▶ _GIVEN EXERCISE_:
Check each line of the entries below for the string "thích" and state how many lines have it, with no other text.

Records from a collection
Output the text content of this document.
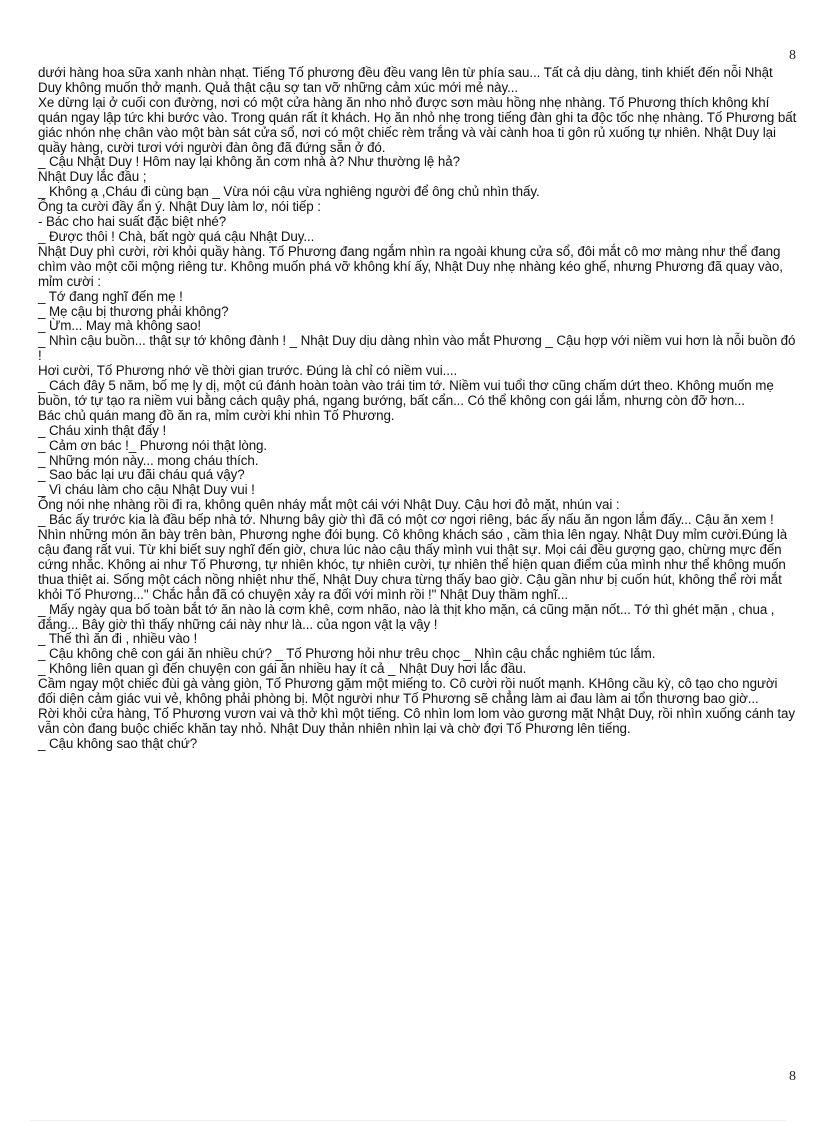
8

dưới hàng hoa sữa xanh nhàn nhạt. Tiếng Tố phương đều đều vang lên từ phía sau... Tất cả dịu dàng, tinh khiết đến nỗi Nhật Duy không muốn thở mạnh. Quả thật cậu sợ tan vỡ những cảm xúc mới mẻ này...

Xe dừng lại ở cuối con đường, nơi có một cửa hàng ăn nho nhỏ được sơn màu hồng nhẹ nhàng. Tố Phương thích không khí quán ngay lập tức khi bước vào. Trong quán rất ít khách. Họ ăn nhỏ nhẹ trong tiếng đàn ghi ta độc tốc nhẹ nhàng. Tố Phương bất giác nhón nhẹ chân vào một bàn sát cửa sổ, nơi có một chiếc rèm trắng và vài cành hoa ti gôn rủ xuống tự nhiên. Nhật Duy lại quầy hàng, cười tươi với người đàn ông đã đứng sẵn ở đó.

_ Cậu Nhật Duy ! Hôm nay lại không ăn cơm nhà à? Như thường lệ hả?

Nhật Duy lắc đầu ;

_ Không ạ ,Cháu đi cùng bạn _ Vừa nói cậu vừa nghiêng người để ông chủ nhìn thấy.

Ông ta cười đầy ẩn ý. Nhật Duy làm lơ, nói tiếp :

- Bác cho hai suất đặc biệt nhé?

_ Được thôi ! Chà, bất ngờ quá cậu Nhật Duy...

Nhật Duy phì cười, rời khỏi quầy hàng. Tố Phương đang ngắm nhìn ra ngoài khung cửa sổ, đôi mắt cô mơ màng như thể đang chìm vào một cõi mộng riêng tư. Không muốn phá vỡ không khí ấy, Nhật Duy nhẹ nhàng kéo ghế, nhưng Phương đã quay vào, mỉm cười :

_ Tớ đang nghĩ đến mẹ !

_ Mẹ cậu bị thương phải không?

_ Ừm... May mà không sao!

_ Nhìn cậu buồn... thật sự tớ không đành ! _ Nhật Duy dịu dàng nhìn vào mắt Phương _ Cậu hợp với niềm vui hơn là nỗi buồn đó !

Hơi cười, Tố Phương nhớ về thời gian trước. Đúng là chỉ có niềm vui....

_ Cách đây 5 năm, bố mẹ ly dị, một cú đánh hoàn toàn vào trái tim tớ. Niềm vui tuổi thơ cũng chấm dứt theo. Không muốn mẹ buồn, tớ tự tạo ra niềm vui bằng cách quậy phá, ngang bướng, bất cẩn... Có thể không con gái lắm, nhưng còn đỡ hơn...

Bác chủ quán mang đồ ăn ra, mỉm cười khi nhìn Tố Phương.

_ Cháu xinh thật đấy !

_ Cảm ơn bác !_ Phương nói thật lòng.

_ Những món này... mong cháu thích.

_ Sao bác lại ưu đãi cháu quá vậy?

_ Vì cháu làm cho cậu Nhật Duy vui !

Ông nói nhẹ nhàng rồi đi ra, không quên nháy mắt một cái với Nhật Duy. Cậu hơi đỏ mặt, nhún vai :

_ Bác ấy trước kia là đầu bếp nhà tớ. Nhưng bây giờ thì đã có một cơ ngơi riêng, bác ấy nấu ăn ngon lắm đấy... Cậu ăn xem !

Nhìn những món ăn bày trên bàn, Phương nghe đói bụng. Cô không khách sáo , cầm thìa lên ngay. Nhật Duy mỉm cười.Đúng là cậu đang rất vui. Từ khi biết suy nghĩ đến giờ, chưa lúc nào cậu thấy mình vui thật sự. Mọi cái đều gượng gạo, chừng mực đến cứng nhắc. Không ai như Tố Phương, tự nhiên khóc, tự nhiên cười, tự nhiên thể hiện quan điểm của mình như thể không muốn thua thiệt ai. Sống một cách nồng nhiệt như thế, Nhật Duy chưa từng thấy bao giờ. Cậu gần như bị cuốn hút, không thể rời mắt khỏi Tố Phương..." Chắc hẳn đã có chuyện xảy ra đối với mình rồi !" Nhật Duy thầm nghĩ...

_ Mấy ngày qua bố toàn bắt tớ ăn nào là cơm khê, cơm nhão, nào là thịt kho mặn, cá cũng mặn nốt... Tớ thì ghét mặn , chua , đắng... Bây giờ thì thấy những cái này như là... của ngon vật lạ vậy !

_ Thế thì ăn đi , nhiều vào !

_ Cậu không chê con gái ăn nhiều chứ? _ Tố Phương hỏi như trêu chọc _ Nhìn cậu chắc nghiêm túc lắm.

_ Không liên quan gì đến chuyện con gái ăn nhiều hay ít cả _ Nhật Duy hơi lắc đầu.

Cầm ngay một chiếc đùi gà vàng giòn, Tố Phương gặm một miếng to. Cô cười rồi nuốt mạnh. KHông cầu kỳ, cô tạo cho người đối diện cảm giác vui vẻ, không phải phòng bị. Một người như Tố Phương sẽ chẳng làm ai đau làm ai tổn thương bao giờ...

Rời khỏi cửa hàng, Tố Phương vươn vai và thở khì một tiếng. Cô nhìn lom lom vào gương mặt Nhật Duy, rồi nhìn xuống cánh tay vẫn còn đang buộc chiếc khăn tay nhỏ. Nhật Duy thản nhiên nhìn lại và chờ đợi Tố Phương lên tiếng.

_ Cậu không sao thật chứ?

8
--
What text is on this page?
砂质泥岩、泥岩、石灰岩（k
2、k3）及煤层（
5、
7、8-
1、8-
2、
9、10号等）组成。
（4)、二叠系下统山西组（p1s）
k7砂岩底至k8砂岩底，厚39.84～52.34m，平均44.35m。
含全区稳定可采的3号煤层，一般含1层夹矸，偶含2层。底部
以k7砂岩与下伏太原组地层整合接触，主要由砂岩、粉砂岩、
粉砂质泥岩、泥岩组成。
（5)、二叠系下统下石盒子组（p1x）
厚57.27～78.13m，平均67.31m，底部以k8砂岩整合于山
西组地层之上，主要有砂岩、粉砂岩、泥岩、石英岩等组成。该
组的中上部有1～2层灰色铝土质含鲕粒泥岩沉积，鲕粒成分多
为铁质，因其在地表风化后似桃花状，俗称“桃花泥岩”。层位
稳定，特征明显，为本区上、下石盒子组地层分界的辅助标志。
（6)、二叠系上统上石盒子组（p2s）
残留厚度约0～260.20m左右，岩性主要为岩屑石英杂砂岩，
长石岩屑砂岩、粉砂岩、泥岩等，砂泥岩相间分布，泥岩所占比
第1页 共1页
---
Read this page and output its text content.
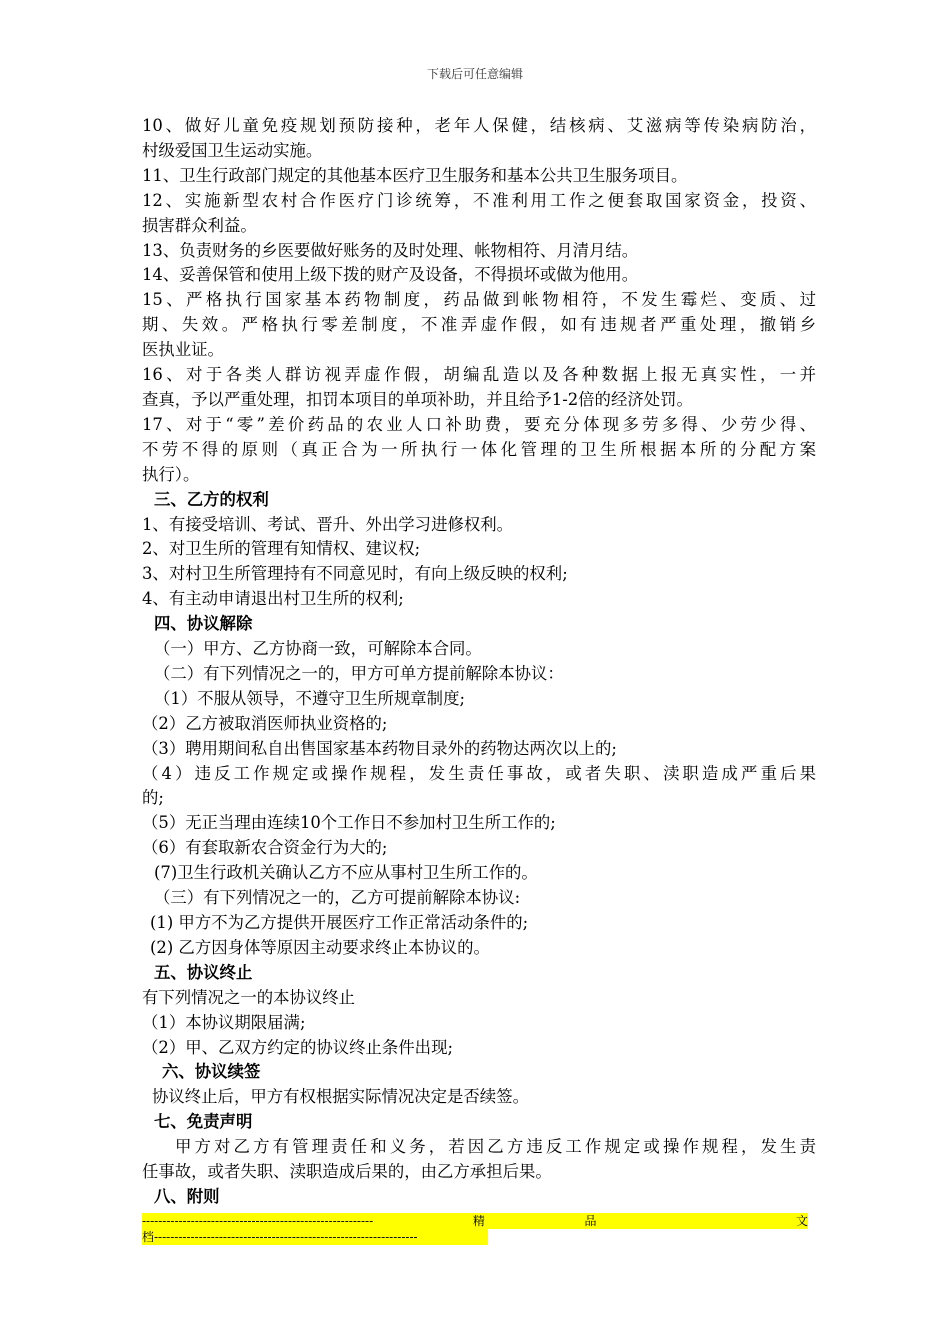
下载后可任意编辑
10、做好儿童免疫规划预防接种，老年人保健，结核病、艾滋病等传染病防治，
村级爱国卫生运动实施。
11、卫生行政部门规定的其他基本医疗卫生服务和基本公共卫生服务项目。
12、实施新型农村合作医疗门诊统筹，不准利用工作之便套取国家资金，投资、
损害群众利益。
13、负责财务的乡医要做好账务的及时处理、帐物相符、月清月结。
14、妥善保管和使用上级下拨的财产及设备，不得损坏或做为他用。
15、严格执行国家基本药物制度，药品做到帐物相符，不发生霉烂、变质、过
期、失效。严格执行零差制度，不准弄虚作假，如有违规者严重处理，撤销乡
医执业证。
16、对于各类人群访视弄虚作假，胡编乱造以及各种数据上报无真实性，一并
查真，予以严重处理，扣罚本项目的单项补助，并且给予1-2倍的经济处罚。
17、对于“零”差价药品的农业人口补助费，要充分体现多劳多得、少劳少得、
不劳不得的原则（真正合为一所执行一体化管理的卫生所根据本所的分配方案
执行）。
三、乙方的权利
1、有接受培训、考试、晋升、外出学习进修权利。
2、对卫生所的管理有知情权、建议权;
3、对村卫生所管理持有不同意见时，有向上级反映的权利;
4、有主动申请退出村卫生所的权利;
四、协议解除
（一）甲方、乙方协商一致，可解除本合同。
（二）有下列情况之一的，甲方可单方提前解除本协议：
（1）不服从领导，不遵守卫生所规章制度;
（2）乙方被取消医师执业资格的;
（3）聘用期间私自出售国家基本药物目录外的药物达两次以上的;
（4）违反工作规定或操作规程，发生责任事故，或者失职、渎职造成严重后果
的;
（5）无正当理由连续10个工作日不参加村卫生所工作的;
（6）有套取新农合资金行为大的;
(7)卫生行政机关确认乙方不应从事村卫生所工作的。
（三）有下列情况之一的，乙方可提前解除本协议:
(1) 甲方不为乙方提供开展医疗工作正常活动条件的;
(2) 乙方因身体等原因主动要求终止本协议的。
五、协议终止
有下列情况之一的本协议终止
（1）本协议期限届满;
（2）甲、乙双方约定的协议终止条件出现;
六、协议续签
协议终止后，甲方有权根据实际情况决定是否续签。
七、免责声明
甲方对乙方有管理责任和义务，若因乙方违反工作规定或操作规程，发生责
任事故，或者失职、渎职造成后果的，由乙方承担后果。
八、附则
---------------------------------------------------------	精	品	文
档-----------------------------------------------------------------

▶ _OUTPUT_:
2